(Extracted records)
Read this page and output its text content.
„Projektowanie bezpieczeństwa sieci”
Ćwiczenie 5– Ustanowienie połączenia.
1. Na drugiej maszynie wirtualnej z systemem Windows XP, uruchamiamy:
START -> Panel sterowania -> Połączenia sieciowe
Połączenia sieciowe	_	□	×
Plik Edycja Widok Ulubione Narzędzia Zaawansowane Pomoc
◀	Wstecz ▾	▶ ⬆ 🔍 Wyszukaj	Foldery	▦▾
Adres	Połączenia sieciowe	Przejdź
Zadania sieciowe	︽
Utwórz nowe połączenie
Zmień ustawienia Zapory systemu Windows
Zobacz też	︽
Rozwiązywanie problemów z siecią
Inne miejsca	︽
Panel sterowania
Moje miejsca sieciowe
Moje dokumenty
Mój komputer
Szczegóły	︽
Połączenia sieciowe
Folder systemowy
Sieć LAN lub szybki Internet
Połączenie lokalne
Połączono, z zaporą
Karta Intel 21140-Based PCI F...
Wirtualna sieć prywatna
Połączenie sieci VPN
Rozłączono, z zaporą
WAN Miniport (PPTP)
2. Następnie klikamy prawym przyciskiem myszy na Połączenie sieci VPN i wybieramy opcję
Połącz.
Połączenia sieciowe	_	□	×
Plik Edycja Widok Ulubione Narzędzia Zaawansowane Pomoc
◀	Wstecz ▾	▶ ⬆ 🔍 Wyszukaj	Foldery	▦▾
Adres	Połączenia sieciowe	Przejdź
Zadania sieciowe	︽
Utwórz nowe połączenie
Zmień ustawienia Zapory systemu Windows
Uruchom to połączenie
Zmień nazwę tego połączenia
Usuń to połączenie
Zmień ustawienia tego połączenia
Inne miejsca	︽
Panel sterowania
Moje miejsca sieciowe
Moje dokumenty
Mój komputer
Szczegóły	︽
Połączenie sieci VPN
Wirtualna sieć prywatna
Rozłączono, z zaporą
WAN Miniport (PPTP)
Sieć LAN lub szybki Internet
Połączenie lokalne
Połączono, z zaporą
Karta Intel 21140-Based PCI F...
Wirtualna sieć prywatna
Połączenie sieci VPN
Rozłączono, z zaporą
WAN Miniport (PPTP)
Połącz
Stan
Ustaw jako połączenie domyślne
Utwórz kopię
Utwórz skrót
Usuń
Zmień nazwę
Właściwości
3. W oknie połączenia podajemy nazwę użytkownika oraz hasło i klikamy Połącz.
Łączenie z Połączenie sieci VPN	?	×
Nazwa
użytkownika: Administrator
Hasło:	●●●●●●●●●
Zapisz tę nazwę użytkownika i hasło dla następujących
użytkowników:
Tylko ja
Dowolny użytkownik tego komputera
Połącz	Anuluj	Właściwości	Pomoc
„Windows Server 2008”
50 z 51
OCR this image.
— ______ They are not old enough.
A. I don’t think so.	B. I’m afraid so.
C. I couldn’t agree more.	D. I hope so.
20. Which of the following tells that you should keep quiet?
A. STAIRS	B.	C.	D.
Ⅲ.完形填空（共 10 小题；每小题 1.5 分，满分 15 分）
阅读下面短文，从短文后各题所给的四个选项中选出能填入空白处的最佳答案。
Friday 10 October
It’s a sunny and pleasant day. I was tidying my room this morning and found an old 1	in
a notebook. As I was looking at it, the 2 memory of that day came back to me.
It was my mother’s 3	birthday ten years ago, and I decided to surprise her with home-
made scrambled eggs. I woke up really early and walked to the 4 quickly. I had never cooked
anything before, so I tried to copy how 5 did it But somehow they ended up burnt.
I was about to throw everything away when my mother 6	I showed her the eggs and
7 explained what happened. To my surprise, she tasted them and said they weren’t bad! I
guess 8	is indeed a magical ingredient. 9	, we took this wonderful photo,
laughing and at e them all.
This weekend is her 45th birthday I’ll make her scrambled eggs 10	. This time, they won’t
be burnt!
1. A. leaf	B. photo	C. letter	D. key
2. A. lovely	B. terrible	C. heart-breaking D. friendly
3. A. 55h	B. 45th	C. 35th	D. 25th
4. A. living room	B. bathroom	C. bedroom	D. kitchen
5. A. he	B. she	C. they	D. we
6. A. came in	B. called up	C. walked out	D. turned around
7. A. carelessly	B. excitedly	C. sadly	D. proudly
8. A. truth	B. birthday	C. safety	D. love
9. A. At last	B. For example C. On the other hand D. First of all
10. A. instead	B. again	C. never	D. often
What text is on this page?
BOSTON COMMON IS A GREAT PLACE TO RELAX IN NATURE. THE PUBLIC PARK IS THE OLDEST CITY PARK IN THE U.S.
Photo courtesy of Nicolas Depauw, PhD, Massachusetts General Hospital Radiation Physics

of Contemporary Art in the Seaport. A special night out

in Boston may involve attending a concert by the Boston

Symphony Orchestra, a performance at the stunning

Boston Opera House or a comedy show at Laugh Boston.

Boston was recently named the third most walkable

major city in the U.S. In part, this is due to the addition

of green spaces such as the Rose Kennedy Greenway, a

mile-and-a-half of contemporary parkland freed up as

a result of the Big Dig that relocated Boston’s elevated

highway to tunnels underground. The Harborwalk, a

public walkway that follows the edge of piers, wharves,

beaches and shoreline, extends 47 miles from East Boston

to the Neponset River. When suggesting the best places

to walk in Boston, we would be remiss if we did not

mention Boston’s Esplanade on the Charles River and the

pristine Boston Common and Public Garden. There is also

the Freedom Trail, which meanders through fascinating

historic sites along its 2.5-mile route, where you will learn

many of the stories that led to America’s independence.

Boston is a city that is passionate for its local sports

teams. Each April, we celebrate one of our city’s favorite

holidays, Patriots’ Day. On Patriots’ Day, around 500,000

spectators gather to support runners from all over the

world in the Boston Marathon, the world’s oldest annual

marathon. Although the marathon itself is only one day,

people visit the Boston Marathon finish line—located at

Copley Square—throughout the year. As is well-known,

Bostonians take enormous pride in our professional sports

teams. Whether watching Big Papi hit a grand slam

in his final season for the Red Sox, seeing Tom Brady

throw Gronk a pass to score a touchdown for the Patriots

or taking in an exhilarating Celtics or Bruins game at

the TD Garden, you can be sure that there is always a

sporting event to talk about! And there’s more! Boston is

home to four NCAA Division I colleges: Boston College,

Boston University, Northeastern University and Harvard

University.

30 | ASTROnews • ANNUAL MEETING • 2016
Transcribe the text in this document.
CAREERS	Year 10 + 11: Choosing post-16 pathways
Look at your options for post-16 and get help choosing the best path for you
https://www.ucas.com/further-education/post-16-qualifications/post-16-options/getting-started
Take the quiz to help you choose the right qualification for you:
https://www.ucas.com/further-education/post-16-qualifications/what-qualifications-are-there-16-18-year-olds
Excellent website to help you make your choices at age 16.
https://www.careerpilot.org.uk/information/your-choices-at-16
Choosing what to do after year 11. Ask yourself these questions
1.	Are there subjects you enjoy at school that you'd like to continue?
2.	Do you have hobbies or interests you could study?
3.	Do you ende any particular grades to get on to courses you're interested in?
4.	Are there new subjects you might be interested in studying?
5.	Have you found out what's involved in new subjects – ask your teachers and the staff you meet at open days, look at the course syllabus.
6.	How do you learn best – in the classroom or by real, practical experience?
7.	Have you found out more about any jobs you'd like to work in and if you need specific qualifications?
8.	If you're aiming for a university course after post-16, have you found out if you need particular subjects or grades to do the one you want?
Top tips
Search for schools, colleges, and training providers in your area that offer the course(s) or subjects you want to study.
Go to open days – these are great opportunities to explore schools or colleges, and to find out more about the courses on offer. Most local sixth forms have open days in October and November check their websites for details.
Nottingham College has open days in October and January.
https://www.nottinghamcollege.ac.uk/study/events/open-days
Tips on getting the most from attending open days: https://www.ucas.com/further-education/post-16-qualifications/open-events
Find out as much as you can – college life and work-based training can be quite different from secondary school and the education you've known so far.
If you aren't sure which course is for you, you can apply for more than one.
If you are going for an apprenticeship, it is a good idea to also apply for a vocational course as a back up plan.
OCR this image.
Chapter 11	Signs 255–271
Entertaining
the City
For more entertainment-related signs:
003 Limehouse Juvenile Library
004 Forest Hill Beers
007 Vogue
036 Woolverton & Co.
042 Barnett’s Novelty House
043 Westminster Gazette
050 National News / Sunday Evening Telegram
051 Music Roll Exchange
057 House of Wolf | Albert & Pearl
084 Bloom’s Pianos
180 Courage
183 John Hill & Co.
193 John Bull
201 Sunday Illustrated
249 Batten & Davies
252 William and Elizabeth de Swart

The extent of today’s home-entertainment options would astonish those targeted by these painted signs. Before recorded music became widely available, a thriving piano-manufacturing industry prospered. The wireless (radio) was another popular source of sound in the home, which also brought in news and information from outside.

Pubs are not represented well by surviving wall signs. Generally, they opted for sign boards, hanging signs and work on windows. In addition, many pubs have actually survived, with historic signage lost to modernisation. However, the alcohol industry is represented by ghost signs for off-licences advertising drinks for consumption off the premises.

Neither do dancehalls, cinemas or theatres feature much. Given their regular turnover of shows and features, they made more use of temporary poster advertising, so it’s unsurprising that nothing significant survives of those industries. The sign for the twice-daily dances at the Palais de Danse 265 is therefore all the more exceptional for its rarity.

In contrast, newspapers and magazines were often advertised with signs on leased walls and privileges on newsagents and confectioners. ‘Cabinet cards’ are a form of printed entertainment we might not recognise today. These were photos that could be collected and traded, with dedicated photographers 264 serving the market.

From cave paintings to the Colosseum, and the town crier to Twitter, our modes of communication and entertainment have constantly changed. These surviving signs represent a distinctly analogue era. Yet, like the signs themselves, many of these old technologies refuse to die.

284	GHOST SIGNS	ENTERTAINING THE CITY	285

- [REQUIREMENT]
Every line above that contains the word "local" should be reported.

- [REPLY]
Boston is a city that is passionate for its local sports
Go to open days – these are great opportunities to explore schools or colleges, and to find out more about the courses on offer. Most local sixth forms have open days in October and November check their websites for details.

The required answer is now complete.